[Items listed in a dataset]
......

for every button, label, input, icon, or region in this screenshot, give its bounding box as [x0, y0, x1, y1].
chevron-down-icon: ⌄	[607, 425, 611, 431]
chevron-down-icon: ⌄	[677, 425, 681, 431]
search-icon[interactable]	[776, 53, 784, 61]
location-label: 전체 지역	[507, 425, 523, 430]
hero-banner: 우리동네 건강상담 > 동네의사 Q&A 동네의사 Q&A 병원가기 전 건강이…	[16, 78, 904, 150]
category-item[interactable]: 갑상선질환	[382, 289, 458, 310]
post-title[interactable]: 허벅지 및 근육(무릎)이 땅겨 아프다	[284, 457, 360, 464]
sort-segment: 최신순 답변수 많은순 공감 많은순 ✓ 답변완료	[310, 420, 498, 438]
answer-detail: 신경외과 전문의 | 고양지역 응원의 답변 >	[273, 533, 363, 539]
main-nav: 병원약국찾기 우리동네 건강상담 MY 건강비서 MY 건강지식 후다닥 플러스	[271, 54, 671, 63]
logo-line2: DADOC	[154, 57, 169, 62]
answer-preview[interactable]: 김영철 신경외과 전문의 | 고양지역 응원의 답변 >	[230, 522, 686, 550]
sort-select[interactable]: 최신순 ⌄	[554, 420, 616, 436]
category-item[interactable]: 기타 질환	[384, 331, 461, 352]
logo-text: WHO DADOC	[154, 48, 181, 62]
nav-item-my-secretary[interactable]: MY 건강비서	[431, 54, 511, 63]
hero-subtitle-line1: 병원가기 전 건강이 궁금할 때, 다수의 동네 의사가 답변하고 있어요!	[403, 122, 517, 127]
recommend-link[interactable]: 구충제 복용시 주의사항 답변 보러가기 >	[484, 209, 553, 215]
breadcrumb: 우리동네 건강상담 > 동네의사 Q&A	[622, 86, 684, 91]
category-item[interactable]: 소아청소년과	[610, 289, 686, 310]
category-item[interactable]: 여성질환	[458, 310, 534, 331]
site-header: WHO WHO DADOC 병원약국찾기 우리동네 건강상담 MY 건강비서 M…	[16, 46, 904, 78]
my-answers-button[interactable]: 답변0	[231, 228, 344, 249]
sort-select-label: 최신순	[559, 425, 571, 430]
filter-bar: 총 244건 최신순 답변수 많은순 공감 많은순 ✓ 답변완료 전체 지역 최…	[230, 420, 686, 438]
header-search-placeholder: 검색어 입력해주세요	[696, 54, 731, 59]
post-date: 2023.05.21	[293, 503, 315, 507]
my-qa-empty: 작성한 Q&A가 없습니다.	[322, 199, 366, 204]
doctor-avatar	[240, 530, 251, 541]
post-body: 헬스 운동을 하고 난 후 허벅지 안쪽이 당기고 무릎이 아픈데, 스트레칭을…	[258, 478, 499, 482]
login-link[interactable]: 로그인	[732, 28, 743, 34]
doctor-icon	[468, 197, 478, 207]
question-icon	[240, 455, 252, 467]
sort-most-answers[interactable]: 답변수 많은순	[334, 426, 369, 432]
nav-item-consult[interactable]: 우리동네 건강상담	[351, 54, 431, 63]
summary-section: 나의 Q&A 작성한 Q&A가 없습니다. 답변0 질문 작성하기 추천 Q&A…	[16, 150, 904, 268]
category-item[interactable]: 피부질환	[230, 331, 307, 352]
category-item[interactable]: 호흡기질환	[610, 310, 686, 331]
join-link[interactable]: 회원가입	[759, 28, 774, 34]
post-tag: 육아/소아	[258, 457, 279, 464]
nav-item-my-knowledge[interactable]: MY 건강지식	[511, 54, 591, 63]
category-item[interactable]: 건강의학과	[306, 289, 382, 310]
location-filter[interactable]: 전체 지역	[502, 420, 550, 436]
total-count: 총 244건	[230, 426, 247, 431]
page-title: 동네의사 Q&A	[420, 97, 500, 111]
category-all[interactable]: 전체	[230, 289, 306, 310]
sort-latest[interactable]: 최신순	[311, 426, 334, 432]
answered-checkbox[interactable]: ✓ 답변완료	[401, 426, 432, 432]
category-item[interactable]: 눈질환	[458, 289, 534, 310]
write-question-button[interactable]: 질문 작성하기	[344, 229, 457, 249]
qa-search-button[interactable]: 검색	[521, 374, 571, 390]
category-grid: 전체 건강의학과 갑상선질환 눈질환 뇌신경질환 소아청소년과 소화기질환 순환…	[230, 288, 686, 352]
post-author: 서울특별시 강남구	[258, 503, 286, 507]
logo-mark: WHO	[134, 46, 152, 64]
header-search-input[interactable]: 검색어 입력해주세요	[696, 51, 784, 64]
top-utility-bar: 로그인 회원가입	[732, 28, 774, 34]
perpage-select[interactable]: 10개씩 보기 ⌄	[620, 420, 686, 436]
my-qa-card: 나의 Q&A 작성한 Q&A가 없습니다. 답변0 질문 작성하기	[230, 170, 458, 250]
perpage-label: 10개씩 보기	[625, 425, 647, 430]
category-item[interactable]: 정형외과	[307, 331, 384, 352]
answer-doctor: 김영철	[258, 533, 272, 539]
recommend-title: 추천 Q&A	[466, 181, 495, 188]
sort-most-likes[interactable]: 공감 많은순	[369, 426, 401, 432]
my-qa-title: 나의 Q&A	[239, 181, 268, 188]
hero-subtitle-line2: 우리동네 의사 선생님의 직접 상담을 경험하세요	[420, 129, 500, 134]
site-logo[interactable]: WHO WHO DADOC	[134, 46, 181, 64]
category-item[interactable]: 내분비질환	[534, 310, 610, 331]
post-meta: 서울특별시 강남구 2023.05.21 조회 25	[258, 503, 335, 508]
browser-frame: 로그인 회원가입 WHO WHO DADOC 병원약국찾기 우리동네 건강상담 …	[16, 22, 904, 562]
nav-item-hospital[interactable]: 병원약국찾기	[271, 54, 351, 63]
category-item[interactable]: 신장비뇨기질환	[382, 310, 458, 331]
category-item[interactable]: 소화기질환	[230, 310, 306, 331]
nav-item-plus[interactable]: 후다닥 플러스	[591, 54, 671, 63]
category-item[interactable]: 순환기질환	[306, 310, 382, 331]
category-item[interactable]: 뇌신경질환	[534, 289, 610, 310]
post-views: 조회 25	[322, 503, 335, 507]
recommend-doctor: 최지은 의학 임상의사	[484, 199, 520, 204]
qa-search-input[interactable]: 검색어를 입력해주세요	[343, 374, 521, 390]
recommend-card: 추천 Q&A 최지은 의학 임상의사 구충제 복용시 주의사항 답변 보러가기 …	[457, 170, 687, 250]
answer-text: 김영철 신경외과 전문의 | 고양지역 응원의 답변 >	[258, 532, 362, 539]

......

**Exercise brief**
Show every row above that contains the string "뇌신경질환". The match is case-sensitive.

**Worked solution**
category-grid: 전체 건강의학과 갑상선질환 눈질환 뇌신경질환 소아청소년과 소화기질환 순환…	[230, 288, 686, 352]
category-item[interactable]: 뇌신경질환	[534, 289, 610, 310]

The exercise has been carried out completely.